What is expected
Copy out each line below that has the word "anémie" in it.

Data to process
---+---
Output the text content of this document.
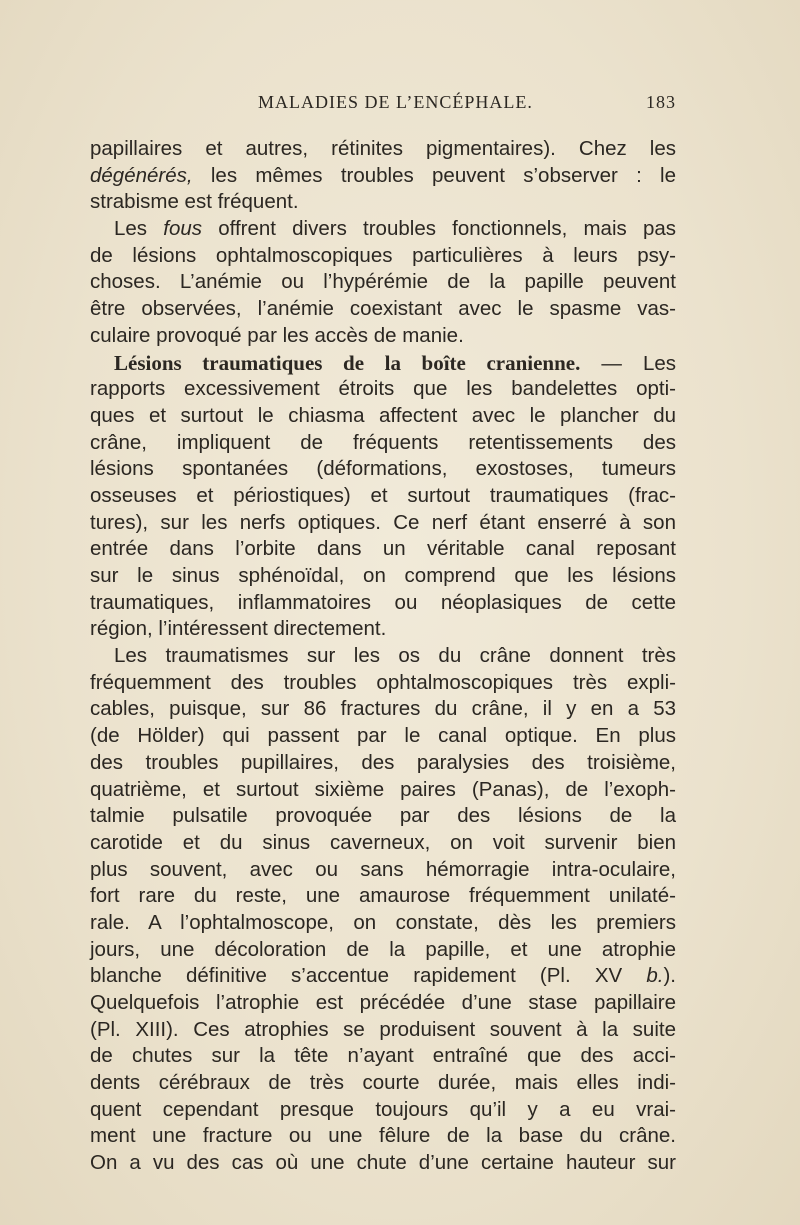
MALADIES DE L’ENCÉPHALE.	183
papillaires et autres, rétinites pigmentaires). Chez les
dégénérés, les mêmes troubles peuvent s’observer : le
strabisme est fréquent.
Les fous offrent divers troubles fonctionnels, mais pas
de lésions ophtalmoscopiques particulières à leurs psy-
choses. L’anémie ou l’hypérémie de la papille peuvent
être observées, l’anémie coexistant avec le spasme vas-
culaire provoqué par les accès de manie.
Lésions traumatiques de la boîte cranienne. — Les
rapports excessivement étroits que les bandelettes opti-
ques et surtout le chiasma affectent avec le plancher du
crâne, impliquent de fréquents retentissements des
lésions spontanées (déformations, exostoses, tumeurs
osseuses et périostiques) et surtout traumatiques (frac-
tures), sur les nerfs optiques. Ce nerf étant enserré à son
entrée dans l’orbite dans un véritable canal reposant
sur le sinus sphénoïdal, on comprend que les lésions
traumatiques, inflammatoires ou néoplasiques de cette
région, l’intéressent directement.
Les traumatismes sur les os du crâne donnent très
fréquemment des troubles ophtalmoscopiques très expli-
cables, puisque, sur 86 fractures du crâne, il y en a 53
(de Hölder) qui passent par le canal optique. En plus
des troubles pupillaires, des paralysies des troisième,
quatrième, et surtout sixième paires (Panas), de l’exoph-
talmie pulsatile provoquée par des lésions de la
carotide et du sinus caverneux, on voit survenir bien
plus souvent, avec ou sans hémorragie intra-oculaire,
fort rare du reste, une amaurose fréquemment unilaté-
rale. A l’ophtalmoscope, on constate, dès les premiers
jours, une décoloration de la papille, et une atrophie
blanche définitive s’accentue rapidement (Pl. XV b.).
Quelquefois l’atrophie est précédée d’une stase papillaire
(Pl. XIII). Ces atrophies se produisent souvent à la suite
de chutes sur la tête n’ayant entraîné que des acci-
dents cérébraux de très courte durée, mais elles indi-
quent cependant presque toujours qu’il y a eu vrai-
ment une fracture ou une fêlure de la base du crâne.
On a vu des cas où une chute d’une certaine hauteur sur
---+---
Task output
choses. L’anémie ou l’hypérémie de la papille peuvent
être observées, l’anémie coexistant avec le spasme vas-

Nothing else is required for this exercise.